**Exercise task**
Arrange the material as a Markdown table with the columns Row and Line, starting at its first line and ending at the line that contains "grid-cell [289, 526, 297, 534]". Give each line its row number and leave out blank lines.

**Provided information**
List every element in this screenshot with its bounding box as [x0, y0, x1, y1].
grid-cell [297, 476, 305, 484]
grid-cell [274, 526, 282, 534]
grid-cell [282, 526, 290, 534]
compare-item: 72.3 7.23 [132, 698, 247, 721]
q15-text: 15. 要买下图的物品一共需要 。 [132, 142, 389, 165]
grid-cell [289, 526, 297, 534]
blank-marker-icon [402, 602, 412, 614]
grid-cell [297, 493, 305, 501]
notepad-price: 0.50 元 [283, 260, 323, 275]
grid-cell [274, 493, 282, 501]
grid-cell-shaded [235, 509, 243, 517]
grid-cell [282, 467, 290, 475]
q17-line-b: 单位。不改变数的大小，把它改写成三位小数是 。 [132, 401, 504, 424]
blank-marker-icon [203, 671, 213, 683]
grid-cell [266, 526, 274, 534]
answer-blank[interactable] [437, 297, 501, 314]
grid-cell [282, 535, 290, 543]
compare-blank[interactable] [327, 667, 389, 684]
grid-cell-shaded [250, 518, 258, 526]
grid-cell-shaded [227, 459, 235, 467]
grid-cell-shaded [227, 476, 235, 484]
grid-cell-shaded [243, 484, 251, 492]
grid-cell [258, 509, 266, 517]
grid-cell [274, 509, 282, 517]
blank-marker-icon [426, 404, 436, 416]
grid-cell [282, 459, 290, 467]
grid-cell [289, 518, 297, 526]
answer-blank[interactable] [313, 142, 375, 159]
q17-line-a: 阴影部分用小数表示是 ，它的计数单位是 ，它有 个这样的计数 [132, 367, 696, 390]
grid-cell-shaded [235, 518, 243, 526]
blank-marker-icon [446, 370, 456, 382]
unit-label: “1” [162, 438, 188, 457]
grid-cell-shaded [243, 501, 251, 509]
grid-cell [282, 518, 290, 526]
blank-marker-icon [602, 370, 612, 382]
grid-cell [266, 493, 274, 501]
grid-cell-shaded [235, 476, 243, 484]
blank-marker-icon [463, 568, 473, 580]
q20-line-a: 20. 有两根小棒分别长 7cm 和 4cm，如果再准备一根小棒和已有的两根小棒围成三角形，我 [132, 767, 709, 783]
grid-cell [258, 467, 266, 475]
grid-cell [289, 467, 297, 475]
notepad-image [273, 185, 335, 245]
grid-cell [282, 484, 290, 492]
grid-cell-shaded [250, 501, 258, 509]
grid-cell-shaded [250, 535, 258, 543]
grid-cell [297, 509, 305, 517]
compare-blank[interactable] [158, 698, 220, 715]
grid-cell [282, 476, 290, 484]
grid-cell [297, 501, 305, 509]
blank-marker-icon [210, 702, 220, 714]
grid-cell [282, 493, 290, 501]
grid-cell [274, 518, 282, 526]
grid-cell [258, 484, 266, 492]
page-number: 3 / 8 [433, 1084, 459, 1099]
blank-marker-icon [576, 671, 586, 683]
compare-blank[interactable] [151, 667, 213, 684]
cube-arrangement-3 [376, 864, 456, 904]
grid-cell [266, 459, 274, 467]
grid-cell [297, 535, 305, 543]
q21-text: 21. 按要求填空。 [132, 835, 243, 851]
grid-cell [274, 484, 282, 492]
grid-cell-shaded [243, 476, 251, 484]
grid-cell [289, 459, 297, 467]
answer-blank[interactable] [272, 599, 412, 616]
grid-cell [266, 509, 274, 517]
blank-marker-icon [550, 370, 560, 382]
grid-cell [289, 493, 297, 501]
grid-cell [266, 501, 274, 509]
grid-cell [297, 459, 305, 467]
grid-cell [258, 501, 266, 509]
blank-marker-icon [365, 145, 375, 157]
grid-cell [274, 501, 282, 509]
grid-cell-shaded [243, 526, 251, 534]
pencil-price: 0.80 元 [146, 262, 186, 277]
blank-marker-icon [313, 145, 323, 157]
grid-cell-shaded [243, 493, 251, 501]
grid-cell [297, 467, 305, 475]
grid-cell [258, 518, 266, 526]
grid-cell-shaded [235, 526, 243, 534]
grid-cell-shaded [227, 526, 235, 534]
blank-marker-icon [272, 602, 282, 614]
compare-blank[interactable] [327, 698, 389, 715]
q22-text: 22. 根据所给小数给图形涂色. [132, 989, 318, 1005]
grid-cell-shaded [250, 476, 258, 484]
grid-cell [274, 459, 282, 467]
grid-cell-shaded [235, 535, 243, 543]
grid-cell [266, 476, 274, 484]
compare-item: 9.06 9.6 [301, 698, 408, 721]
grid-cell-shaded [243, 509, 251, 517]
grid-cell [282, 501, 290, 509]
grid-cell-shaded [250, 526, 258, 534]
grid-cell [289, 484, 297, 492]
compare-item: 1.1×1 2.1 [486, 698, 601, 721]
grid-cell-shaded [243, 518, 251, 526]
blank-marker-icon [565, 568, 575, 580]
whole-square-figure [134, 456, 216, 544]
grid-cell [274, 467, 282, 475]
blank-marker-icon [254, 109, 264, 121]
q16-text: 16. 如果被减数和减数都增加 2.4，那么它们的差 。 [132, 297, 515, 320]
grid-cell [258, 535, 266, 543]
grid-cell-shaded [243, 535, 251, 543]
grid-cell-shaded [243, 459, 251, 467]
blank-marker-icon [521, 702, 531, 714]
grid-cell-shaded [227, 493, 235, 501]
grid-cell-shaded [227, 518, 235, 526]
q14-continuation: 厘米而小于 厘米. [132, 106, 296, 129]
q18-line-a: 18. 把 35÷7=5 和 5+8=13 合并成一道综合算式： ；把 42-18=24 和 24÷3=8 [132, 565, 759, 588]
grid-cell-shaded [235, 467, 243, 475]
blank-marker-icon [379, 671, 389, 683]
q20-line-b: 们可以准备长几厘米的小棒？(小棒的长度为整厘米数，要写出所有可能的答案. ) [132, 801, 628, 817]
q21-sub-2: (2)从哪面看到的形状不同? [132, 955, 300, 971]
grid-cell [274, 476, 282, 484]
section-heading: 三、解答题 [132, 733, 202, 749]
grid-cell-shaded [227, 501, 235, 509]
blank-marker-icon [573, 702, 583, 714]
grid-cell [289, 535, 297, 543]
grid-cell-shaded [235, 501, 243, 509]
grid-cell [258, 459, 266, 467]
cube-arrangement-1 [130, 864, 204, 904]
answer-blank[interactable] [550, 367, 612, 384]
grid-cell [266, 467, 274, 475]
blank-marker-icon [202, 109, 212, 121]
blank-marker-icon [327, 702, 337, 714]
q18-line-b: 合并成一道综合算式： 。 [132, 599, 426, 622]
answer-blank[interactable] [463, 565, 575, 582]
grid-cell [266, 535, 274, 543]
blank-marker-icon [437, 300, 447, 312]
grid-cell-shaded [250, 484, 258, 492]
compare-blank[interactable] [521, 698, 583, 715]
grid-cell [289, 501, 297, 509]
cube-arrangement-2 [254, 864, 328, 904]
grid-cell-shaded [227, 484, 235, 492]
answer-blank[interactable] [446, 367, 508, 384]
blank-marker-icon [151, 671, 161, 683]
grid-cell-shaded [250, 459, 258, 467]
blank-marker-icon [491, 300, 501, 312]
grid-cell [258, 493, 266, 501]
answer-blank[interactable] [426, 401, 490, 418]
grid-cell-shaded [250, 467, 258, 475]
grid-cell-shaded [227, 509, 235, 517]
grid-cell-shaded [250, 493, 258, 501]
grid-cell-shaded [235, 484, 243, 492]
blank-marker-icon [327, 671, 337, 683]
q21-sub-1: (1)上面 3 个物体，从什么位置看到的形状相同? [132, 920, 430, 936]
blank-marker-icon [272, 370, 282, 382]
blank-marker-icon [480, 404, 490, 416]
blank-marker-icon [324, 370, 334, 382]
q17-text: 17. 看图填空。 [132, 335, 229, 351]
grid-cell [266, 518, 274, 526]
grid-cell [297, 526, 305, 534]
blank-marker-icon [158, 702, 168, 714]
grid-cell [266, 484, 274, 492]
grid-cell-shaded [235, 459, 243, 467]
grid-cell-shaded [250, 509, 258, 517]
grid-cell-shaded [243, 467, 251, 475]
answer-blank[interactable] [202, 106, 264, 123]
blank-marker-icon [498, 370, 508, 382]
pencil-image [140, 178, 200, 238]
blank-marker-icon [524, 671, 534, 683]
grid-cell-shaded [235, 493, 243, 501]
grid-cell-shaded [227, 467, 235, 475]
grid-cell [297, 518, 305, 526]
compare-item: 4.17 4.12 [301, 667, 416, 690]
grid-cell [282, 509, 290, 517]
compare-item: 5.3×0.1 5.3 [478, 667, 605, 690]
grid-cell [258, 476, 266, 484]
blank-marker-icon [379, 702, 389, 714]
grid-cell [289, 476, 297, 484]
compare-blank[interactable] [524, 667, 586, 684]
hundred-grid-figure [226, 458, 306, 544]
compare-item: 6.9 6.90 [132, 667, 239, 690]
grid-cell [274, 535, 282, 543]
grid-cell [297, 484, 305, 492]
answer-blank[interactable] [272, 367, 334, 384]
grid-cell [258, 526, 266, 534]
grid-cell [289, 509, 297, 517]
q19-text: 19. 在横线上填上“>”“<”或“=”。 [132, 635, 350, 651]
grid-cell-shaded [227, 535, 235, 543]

**Written solution**
| Row | Line |
|---|---|
| 1 | List every element in this screenshot with its bounding box as [x0, y0, x1, y1]. |
| 2 | grid-cell [297, 476, 305, 484] |
| 3 | grid-cell [274, 526, 282, 534] |
| 4 | grid-cell [282, 526, 290, 534] |
| 5 | compare-item: 72.3 7.23 [132, 698, 247, 721] |
| 6 | q15-text: 15. 要买下图的物品一共需要 。 [132, 142, 389, 165] |
| 7 | grid-cell [289, 526, 297, 534] |